Aim of the task | The exercise asks for every line of the data to be reproduced exactly.

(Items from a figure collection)
══════════════════════════════

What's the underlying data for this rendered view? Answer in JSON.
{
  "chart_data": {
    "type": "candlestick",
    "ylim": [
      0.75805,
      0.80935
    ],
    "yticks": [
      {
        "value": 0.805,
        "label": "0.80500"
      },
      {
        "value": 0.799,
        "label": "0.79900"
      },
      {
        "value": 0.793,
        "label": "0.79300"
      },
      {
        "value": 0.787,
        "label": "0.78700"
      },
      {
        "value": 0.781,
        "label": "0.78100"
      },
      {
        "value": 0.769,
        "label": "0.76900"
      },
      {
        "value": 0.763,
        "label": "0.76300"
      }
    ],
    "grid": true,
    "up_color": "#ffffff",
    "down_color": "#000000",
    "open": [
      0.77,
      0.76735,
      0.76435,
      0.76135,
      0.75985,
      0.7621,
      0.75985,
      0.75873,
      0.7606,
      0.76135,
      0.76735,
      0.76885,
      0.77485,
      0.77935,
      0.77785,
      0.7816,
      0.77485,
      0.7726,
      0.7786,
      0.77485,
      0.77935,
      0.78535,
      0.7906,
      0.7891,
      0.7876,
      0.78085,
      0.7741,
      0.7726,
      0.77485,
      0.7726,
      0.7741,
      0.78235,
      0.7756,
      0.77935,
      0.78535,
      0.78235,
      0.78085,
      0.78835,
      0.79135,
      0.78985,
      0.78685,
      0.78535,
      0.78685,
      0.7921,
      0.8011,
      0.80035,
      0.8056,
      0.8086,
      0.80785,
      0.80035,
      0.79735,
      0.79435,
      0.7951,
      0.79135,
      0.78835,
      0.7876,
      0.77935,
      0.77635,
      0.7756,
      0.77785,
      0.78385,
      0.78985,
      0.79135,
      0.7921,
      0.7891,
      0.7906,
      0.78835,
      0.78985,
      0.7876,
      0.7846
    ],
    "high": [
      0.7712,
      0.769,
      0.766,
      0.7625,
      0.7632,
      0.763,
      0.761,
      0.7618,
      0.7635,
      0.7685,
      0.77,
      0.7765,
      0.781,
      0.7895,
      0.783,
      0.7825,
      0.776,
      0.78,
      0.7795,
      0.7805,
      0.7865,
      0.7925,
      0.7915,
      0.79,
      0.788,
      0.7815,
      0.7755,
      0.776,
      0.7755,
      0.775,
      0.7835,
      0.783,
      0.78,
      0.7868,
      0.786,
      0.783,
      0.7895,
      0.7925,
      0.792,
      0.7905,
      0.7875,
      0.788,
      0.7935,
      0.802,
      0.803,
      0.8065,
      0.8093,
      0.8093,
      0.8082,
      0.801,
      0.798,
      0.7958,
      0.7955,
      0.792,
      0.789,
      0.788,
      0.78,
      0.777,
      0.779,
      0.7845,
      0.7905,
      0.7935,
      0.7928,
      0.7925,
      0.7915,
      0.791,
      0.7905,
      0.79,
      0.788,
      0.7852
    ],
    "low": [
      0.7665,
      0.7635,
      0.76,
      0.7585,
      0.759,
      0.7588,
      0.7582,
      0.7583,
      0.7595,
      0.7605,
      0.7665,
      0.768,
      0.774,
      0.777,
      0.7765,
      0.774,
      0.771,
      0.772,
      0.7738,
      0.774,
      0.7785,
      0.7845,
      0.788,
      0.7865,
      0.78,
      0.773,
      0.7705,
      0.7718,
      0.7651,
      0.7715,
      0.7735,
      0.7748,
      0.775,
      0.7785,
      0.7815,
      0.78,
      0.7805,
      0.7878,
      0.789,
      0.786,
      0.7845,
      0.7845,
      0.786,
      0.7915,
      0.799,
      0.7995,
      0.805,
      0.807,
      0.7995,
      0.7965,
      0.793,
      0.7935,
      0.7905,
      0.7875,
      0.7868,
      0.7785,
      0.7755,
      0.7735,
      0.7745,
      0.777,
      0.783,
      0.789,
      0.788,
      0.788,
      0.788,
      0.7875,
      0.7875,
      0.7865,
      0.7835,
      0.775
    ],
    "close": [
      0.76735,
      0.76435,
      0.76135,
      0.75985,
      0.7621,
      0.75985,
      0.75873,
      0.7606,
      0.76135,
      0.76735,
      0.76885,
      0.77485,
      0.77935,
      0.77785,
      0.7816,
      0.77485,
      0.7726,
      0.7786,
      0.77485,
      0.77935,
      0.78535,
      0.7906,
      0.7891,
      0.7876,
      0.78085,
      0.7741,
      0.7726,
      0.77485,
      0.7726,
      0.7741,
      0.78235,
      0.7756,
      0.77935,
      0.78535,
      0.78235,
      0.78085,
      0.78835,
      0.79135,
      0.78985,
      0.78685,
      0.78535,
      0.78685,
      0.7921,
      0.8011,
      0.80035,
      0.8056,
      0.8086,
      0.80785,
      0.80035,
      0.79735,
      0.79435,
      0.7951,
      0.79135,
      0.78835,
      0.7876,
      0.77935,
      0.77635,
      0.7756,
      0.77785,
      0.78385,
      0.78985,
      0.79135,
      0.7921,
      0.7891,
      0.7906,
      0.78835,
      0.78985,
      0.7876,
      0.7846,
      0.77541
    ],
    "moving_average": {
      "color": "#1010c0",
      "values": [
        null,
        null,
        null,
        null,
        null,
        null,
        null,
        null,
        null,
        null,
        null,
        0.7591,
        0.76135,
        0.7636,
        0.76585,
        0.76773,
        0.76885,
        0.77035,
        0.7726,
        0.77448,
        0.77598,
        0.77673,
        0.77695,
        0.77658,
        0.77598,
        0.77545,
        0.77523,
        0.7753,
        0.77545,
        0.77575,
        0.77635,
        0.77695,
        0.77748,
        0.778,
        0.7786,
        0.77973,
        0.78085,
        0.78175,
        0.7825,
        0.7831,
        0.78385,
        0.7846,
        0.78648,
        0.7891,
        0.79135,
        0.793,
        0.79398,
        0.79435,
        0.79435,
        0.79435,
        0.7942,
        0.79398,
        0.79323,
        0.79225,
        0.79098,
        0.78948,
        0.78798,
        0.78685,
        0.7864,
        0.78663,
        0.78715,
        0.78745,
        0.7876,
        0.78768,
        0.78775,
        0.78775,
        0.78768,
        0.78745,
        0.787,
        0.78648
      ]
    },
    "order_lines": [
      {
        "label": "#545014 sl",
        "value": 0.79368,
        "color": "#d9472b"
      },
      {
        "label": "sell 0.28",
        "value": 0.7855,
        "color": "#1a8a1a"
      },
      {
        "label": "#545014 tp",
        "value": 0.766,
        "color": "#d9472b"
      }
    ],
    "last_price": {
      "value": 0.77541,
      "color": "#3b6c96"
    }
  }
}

══════════════════════════════

Solution for this problem |
What's the underlying data for this rendered view? Answer in JSON.
{
  "chart_data": {
    "type": "candlestick",
    "ylim": [
      0.75805,
      0.80935
    ],
    "yticks": [
      {
        "value": 0.805,
        "label": "0.80500"
      },
      {
        "value": 0.799,
        "label": "0.79900"
      },
      {
        "value": 0.793,
        "label": "0.79300"
      },
      {
        "value": 0.787,
        "label": "0.78700"
      },
      {
        "value": 0.781,
        "label": "0.78100"
      },
      {
        "value": 0.769,
        "label": "0.76900"
      },
      {
        "value": 0.763,
        "label": "0.76300"
      }
    ],
    "grid": true,
    "up_color": "#ffffff",
    "down_color": "#000000",
    "open": [
      0.77,
      0.76735,
      0.76435,
      0.76135,
      0.75985,
      0.7621,
      0.75985,
      0.75873,
      0.7606,
      0.76135,
      0.76735,
      0.76885,
      0.77485,
      0.77935,
      0.77785,
      0.7816,
      0.77485,
      0.7726,
      0.7786,
      0.77485,
      0.77935,
      0.78535,
      0.7906,
      0.7891,
      0.7876,
      0.78085,
      0.7741,
      0.7726,
      0.77485,
      0.7726,
      0.7741,
      0.78235,
      0.7756,
      0.77935,
      0.78535,
      0.78235,
      0.78085,
      0.78835,
      0.79135,
      0.78985,
      0.78685,
      0.78535,
      0.78685,
      0.7921,
      0.8011,
      0.80035,
      0.8056,
      0.8086,
      0.80785,
      0.80035,
      0.79735,
      0.79435,
      0.7951,
      0.79135,
      0.78835,
      0.7876,
      0.77935,
      0.77635,
      0.7756,
      0.77785,
      0.78385,
      0.78985,
      0.79135,
      0.7921,
      0.7891,
      0.7906,
      0.78835,
      0.78985,
      0.7876,
      0.7846
    ],
    "high": [
      0.7712,
      0.769,
      0.766,
      0.7625,
      0.7632,
      0.763,
      0.761,
      0.7618,
      0.7635,
      0.7685,
      0.77,
      0.7765,
      0.781,
      0.7895,
      0.783,
      0.7825,
      0.776,
      0.78,
      0.7795,
      0.7805,
      0.7865,
      0.7925,
      0.7915,
      0.79,
      0.788,
      0.7815,
      0.7755,
      0.776,
      0.7755,
      0.775,
      0.7835,
      0.783,
      0.78,
      0.7868,
      0.786,
      0.783,
      0.7895,
      0.7925,
      0.792,
      0.7905,
      0.7875,
      0.788,
      0.7935,
      0.802,
      0.803,
      0.8065,
      0.8093,
      0.8093,
      0.8082,
      0.801,
      0.798,
      0.7958,
      0.7955,
      0.792,
      0.789,
      0.788,
      0.78,
      0.777,
      0.779,
      0.7845,
      0.7905,
      0.7935,
      0.7928,
      0.7925,
      0.7915,
      0.791,
      0.7905,
      0.79,
      0.788,
      0.7852
    ],
    "low": [
      0.7665,
      0.7635,
      0.76,
      0.7585,
      0.759,
      0.7588,
      0.7582,
      0.7583,
      0.7595,
      0.7605,
      0.7665,
      0.768,
      0.774,
      0.777,
      0.7765,
      0.774,
      0.771,
      0.772,
      0.7738,
      0.774,
      0.7785,
      0.7845,
      0.788,
      0.7865,
      0.78,
      0.773,
      0.7705,
      0.7718,
      0.7651,
      0.7715,
      0.7735,
      0.7748,
      0.775,
      0.7785,
      0.7815,
      0.78,
      0.7805,
      0.7878,
      0.789,
      0.786,
      0.7845,
      0.7845,
      0.786,
      0.7915,
      0.799,
      0.7995,
      0.805,
      0.807,
      0.7995,
      0.7965,
      0.793,
      0.7935,
      0.7905,
      0.7875,
      0.7868,
      0.7785,
      0.7755,
      0.7735,
      0.7745,
      0.777,
      0.783,
      0.789,
      0.788,
      0.788,
      0.788,
      0.7875,
      0.7875,
      0.7865,
      0.7835,
      0.775
    ],
    "close": [
      0.76735,
      0.76435,
      0.76135,
      0.75985,
      0.7621,
      0.75985,
      0.75873,
      0.7606,
      0.76135,
      0.76735,
      0.76885,
      0.77485,
      0.77935,
      0.77785,
      0.7816,
      0.77485,
      0.7726,
      0.7786,
      0.77485,
      0.77935,
      0.78535,
      0.7906,
      0.7891,
      0.7876,
      0.78085,
      0.7741,
      0.7726,
      0.77485,
      0.7726,
      0.7741,
      0.78235,
      0.7756,
      0.77935,
      0.78535,
      0.78235,
      0.78085,
      0.78835,
      0.79135,
      0.78985,
      0.78685,
      0.78535,
      0.78685,
      0.7921,
      0.8011,
      0.80035,
      0.8056,
      0.8086,
      0.80785,
      0.80035,
      0.79735,
      0.79435,
      0.7951,
      0.79135,
      0.78835,
      0.7876,
      0.77935,
      0.77635,
      0.7756,
      0.77785,
      0.78385,
      0.78985,
      0.79135,
      0.7921,
      0.7891,
      0.7906,
      0.78835,
      0.78985,
      0.7876,
      0.7846,
      0.77541
    ],
    "moving_average": {
      "color": "#1010c0",
      "values": [
        null,
        null,
        null,
        null,
        null,
        null,
        null,
        null,
        null,
        null,
        null,
        0.7591,
        0.76135,
        0.7636,
        0.76585,
        0.76773,
        0.76885,
        0.77035,
        0.7726,
        0.77448,
        0.77598,
        0.77673,
        0.77695,
        0.77658,
        0.77598,
        0.77545,
        0.77523,
        0.7753,
        0.77545,
        0.77575,
        0.77635,
        0.77695,
        0.77748,
        0.778,
        0.7786,
        0.77973,
        0.78085,
        0.78175,
        0.7825,
        0.7831,
        0.78385,
        0.7846,
        0.78648,
        0.7891,
        0.79135,
        0.793,
        0.79398,
        0.79435,
        0.79435,
        0.79435,
        0.7942,
        0.79398,
        0.79323,
        0.79225,
        0.79098,
        0.78948,
        0.78798,
        0.78685,
        0.7864,
        0.78663,
        0.78715,
        0.78745,
        0.7876,
        0.78768,
        0.78775,
        0.78775,
        0.78768,
        0.78745,
        0.787,
        0.78648
      ]
    },
    "order_lines": [
      {
        "label": "#545014 sl",
        "value": 0.79368,
        "color": "#d9472b"
      },
      {
        "label": "sell 0.28",
        "value": 0.7855,
        "color": "#1a8a1a"
      },
      {
        "label": "#545014 tp",
        "value": 0.766,
        "color": "#d9472b"
      }
    ],
    "last_price": {
      "value": 0.77541,
      "color": "#3b6c96"
    }
  }
}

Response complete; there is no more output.